→ Exercise: Each line below should be retyped exactly, with no pictures.

Stored entries
***
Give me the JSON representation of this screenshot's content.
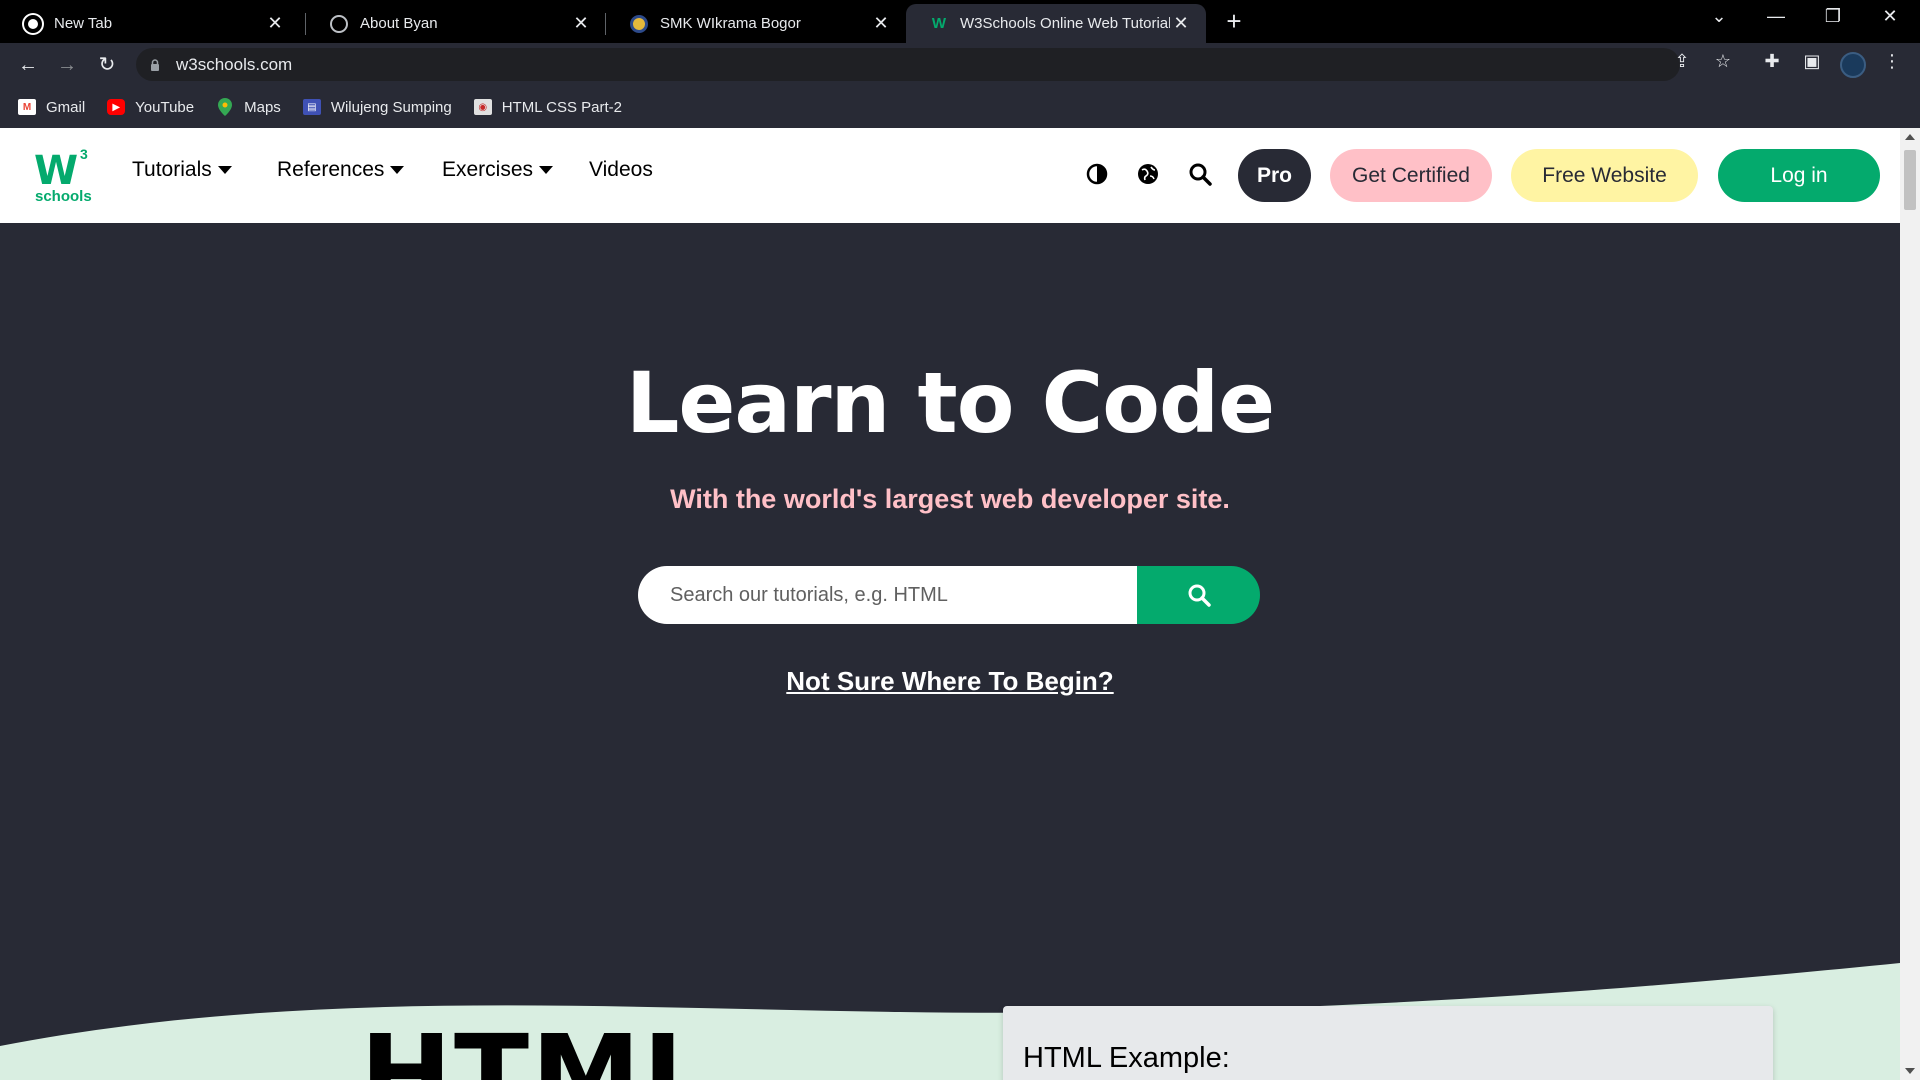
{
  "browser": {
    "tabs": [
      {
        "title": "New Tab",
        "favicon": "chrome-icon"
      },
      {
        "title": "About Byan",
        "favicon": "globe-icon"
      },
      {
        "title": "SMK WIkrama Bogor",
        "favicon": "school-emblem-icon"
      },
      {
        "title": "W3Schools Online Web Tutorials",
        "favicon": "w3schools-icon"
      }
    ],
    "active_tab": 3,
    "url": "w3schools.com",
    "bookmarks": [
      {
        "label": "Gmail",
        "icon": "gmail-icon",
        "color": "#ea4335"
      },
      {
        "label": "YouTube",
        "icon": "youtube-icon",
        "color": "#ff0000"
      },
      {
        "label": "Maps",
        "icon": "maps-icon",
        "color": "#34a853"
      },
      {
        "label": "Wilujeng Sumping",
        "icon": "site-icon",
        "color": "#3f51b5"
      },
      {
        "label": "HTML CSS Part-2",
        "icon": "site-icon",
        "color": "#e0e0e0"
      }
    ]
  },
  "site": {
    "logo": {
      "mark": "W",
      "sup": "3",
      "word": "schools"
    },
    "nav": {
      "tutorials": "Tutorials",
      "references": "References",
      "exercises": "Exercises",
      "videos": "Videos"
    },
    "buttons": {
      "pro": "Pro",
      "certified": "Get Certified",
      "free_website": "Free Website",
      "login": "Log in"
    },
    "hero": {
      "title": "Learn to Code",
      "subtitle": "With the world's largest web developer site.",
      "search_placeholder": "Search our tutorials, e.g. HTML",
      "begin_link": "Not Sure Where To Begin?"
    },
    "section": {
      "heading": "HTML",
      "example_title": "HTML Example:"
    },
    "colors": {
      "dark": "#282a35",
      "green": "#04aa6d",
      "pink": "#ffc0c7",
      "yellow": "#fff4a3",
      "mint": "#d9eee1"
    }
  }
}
***
→ Result of the exercise:
Give me the JSON representation of this screenshot's content.
{
  "browser": {
    "tabs": [
      {
        "title": "New Tab",
        "favicon": "chrome-icon"
      },
      {
        "title": "About Byan",
        "favicon": "globe-icon"
      },
      {
        "title": "SMK WIkrama Bogor",
        "favicon": "school-emblem-icon"
      },
      {
        "title": "W3Schools Online Web Tutorials",
        "favicon": "w3schools-icon"
      }
    ],
    "active_tab": 3,
    "url": "w3schools.com",
    "bookmarks": [
      {
        "label": "Gmail",
        "icon": "gmail-icon",
        "color": "#ea4335"
      },
      {
        "label": "YouTube",
        "icon": "youtube-icon",
        "color": "#ff0000"
      },
      {
        "label": "Maps",
        "icon": "maps-icon",
        "color": "#34a853"
      },
      {
        "label": "Wilujeng Sumping",
        "icon": "site-icon",
        "color": "#3f51b5"
      },
      {
        "label": "HTML CSS Part-2",
        "icon": "site-icon",
        "color": "#e0e0e0"
      }
    ]
  },
  "site": {
    "logo": {
      "mark": "W",
      "sup": "3",
      "word": "schools"
    },
    "nav": {
      "tutorials": "Tutorials",
      "references": "References",
      "exercises": "Exercises",
      "videos": "Videos"
    },
    "buttons": {
      "pro": "Pro",
      "certified": "Get Certified",
      "free_website": "Free Website",
      "login": "Log in"
    },
    "hero": {
      "title": "Learn to Code",
      "subtitle": "With the world's largest web developer site.",
      "search_placeholder": "Search our tutorials, e.g. HTML",
      "begin_link": "Not Sure Where To Begin?"
    },
    "section": {
      "heading": "HTML",
      "example_title": "HTML Example:"
    },
    "colors": {
      "dark": "#282a35",
      "green": "#04aa6d",
      "pink": "#ffc0c7",
      "yellow": "#fff4a3",
      "mint": "#d9eee1"
    }
  }
}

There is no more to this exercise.